┌──
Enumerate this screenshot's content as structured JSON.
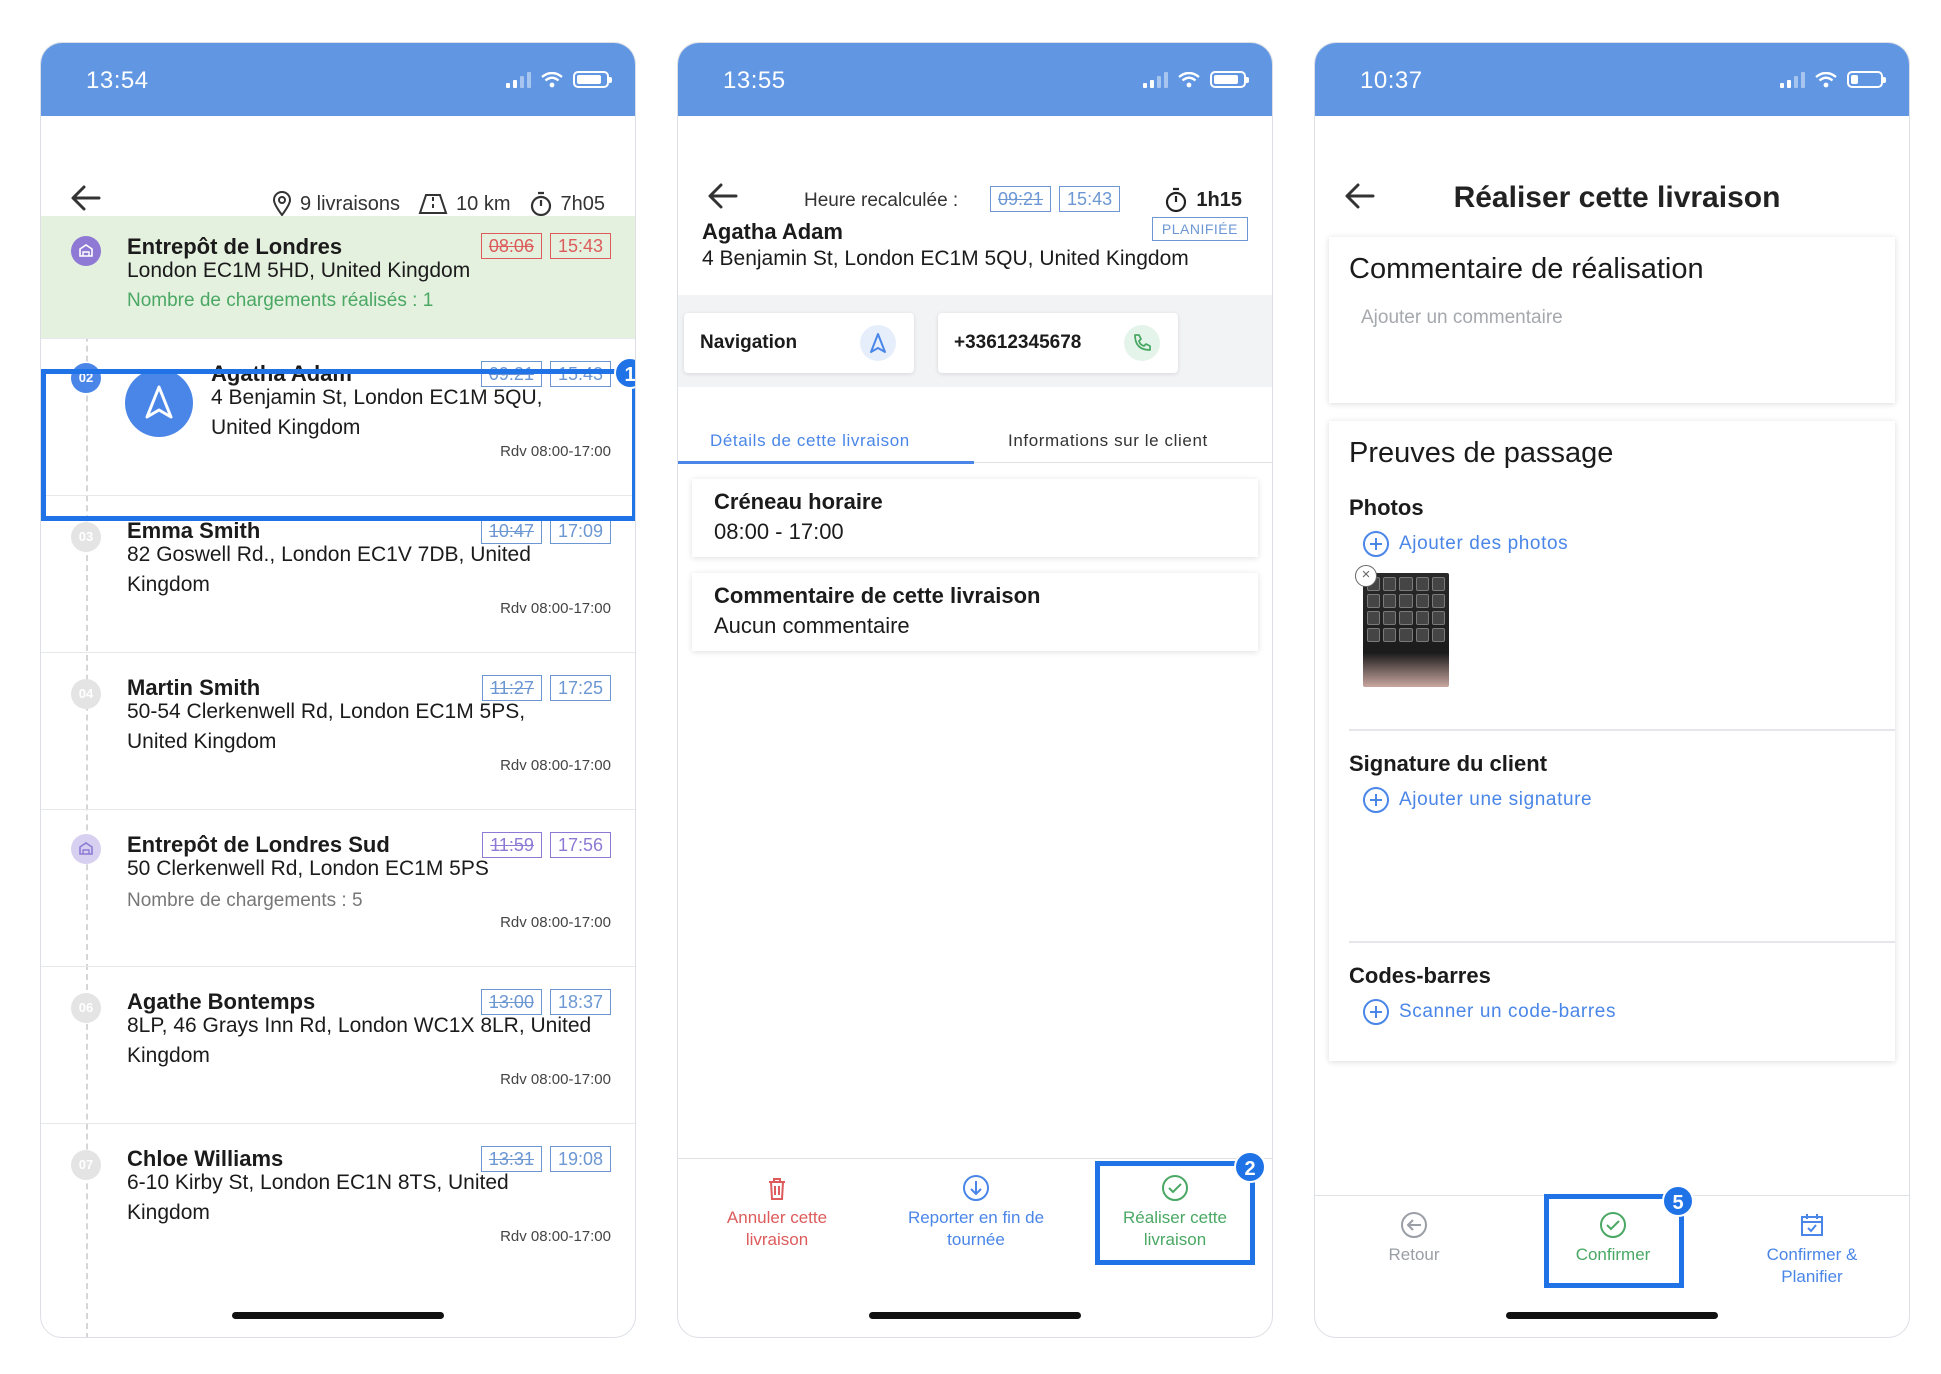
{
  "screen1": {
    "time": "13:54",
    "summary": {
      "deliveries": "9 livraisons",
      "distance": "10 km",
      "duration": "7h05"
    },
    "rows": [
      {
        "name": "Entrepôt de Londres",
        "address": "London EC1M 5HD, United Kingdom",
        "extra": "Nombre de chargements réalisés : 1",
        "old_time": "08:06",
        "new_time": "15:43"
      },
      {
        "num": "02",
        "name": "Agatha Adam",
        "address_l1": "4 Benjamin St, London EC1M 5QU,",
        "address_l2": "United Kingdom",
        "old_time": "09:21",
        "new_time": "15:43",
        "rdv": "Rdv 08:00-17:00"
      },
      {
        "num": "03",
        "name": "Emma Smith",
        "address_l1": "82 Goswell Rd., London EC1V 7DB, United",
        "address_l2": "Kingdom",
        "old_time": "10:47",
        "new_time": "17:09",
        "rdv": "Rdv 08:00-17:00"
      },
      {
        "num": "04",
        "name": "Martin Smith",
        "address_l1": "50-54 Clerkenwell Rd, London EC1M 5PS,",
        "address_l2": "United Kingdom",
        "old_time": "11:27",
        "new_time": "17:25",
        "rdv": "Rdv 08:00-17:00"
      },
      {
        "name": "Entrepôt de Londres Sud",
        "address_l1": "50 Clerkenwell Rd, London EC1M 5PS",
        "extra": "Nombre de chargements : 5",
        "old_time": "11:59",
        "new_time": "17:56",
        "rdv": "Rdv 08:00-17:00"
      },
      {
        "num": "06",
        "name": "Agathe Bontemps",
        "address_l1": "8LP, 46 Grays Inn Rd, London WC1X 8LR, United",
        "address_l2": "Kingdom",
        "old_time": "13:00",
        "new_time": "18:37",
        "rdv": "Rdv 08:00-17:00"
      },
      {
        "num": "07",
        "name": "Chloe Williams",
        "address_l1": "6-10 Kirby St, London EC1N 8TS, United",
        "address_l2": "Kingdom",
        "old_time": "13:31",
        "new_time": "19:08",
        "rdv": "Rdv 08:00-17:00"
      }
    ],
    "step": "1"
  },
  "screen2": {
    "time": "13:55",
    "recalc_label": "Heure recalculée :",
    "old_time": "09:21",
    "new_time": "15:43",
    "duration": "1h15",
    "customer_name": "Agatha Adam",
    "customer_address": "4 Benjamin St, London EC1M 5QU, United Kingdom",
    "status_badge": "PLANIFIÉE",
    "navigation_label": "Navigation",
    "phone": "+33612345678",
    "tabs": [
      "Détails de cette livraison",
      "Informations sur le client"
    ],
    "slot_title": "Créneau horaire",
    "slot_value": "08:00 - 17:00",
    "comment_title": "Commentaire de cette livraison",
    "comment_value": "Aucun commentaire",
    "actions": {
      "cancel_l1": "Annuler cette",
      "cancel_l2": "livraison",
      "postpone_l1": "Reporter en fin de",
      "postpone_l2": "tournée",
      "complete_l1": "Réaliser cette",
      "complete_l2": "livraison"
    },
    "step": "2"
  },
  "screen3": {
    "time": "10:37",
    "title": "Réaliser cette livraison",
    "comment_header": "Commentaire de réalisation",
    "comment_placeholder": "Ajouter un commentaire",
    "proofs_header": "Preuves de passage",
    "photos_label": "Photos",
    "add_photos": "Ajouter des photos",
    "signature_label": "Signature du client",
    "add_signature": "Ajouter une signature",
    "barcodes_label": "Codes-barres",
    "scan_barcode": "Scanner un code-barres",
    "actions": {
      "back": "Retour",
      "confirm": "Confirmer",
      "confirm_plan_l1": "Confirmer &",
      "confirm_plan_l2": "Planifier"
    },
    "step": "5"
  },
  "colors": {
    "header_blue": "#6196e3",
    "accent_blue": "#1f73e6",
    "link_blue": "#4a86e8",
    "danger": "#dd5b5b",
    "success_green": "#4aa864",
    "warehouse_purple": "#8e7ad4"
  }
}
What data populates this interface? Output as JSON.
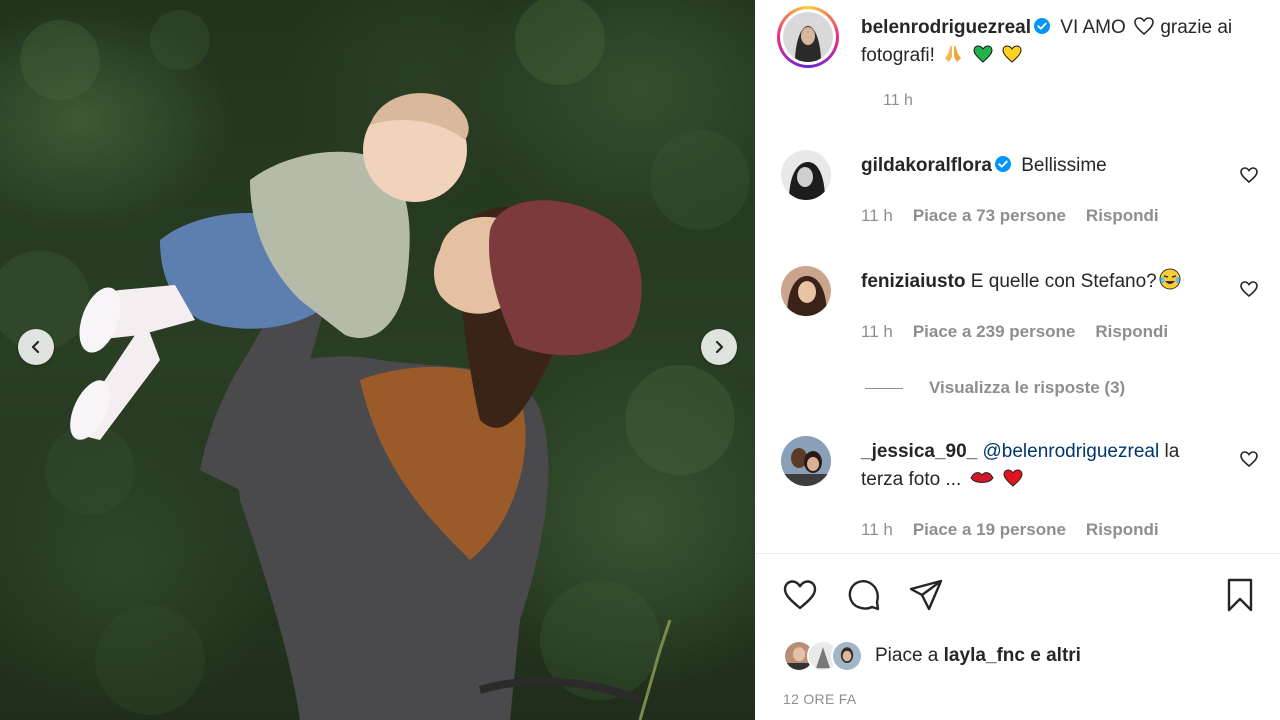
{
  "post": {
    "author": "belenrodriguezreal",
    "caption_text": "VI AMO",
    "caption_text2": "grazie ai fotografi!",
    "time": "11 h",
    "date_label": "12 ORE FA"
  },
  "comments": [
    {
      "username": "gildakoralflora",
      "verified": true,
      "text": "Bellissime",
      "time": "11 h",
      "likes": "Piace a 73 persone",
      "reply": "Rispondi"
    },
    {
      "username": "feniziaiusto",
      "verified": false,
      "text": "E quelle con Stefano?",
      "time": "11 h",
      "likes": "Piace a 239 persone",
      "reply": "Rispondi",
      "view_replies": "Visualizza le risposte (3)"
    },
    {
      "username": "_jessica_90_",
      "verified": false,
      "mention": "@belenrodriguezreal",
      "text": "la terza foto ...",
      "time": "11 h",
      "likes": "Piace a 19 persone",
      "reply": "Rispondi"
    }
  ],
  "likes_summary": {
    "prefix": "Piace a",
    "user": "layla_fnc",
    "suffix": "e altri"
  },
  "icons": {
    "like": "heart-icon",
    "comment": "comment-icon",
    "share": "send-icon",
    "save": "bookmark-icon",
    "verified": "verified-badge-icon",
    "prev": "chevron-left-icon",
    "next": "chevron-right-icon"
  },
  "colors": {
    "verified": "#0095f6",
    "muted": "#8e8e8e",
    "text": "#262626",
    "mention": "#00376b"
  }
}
└──
■ What to work on ■
Reproduce all of the data exactly; the pictures do not belong in the copy.

■ Task response ■
Enumerate this screenshot's content as structured JSON.
{
  "screen1": {
    "time": "13:54",
    "summary": {
      "deliveries": "9 livraisons",
      "distance": "10 km",
      "duration": "7h05"
    },
    "rows": [
      {
        "name": "Entrepôt de Londres",
        "address": "London EC1M 5HD, United Kingdom",
        "extra": "Nombre de chargements réalisés : 1",
        "old_time": "08:06",
        "new_time": "15:43"
      },
      {
        "num": "02",
        "name": "Agatha Adam",
        "address_l1": "4 Benjamin St, London EC1M 5QU,",
        "address_l2": "United Kingdom",
        "old_time": "09:21",
        "new_time": "15:43",
        "rdv": "Rdv 08:00-17:00"
      },
      {
        "num": "03",
        "name": "Emma Smith",
        "address_l1": "82 Goswell Rd., London EC1V 7DB, United",
        "address_l2": "Kingdom",
        "old_time": "10:47",
        "new_time": "17:09",
        "rdv": "Rdv 08:00-17:00"
      },
      {
        "num": "04",
        "name": "Martin Smith",
        "address_l1": "50-54 Clerkenwell Rd, London EC1M 5PS,",
        "address_l2": "United Kingdom",
        "old_time": "11:27",
        "new_time": "17:25",
        "rdv": "Rdv 08:00-17:00"
      },
      {
        "name": "Entrepôt de Londres Sud",
        "address_l1": "50 Clerkenwell Rd, London EC1M 5PS",
        "extra": "Nombre de chargements : 5",
        "old_time": "11:59",
        "new_time": "17:56",
        "rdv": "Rdv 08:00-17:00"
      },
      {
        "num": "06",
        "name": "Agathe Bontemps",
        "address_l1": "8LP, 46 Grays Inn Rd, London WC1X 8LR, United",
        "address_l2": "Kingdom",
        "old_time": "13:00",
        "new_time": "18:37",
        "rdv": "Rdv 08:00-17:00"
      },
      {
        "num": "07",
        "name": "Chloe Williams",
        "address_l1": "6-10 Kirby St, London EC1N 8TS, United",
        "address_l2": "Kingdom",
        "old_time": "13:31",
        "new_time": "19:08",
        "rdv": "Rdv 08:00-17:00"
      }
    ],
    "step": "1"
  },
  "screen2": {
    "time": "13:55",
    "recalc_label": "Heure recalculée :",
    "old_time": "09:21",
    "new_time": "15:43",
    "duration": "1h15",
    "customer_name": "Agatha Adam",
    "customer_address": "4 Benjamin St, London EC1M 5QU, United Kingdom",
    "status_badge": "PLANIFIÉE",
    "navigation_label": "Navigation",
    "phone": "+33612345678",
    "tabs": [
      "Détails de cette livraison",
      "Informations sur le client"
    ],
    "slot_title": "Créneau horaire",
    "slot_value": "08:00 - 17:00",
    "comment_title": "Commentaire de cette livraison",
    "comment_value": "Aucun commentaire",
    "actions": {
      "cancel_l1": "Annuler cette",
      "cancel_l2": "livraison",
      "postpone_l1": "Reporter en fin de",
      "postpone_l2": "tournée",
      "complete_l1": "Réaliser cette",
      "complete_l2": "livraison"
    },
    "step": "2"
  },
  "screen3": {
    "time": "10:37",
    "title": "Réaliser cette livraison",
    "comment_header": "Commentaire de réalisation",
    "comment_placeholder": "Ajouter un commentaire",
    "proofs_header": "Preuves de passage",
    "photos_label": "Photos",
    "add_photos": "Ajouter des photos",
    "signature_label": "Signature du client",
    "add_signature": "Ajouter une signature",
    "barcodes_label": "Codes-barres",
    "scan_barcode": "Scanner un code-barres",
    "actions": {
      "back": "Retour",
      "confirm": "Confirmer",
      "confirm_plan_l1": "Confirmer &",
      "confirm_plan_l2": "Planifier"
    },
    "step": "5"
  },
  "colors": {
    "header_blue": "#6196e3",
    "accent_blue": "#1f73e6",
    "link_blue": "#4a86e8",
    "danger": "#dd5b5b",
    "success_green": "#4aa864",
    "warehouse_purple": "#8e7ad4"
  }
}
What data populates this interface? Output as JSON.
{
  "post": {
    "author": "belenrodriguezreal",
    "caption_text": "VI AMO",
    "caption_text2": "grazie ai fotografi!",
    "time": "11 h",
    "date_label": "12 ORE FA"
  },
  "comments": [
    {
      "username": "gildakoralflora",
      "verified": true,
      "text": "Bellissime",
      "time": "11 h",
      "likes": "Piace a 73 persone",
      "reply": "Rispondi"
    },
    {
      "username": "feniziaiusto",
      "verified": false,
      "text": "E quelle con Stefano?",
      "time": "11 h",
      "likes": "Piace a 239 persone",
      "reply": "Rispondi",
      "view_replies": "Visualizza le risposte (3)"
    },
    {
      "username": "_jessica_90_",
      "verified": false,
      "mention": "@belenrodriguezreal",
      "text": "la terza foto ...",
      "time": "11 h",
      "likes": "Piace a 19 persone",
      "reply": "Rispondi"
    }
  ],
  "likes_summary": {
    "prefix": "Piace a",
    "user": "layla_fnc",
    "suffix": "e altri"
  },
  "icons": {
    "like": "heart-icon",
    "comment": "comment-icon",
    "share": "send-icon",
    "save": "bookmark-icon",
    "verified": "verified-badge-icon",
    "prev": "chevron-left-icon",
    "next": "chevron-right-icon"
  },
  "colors": {
    "verified": "#0095f6",
    "muted": "#8e8e8e",
    "text": "#262626",
    "mention": "#00376b"
  }
}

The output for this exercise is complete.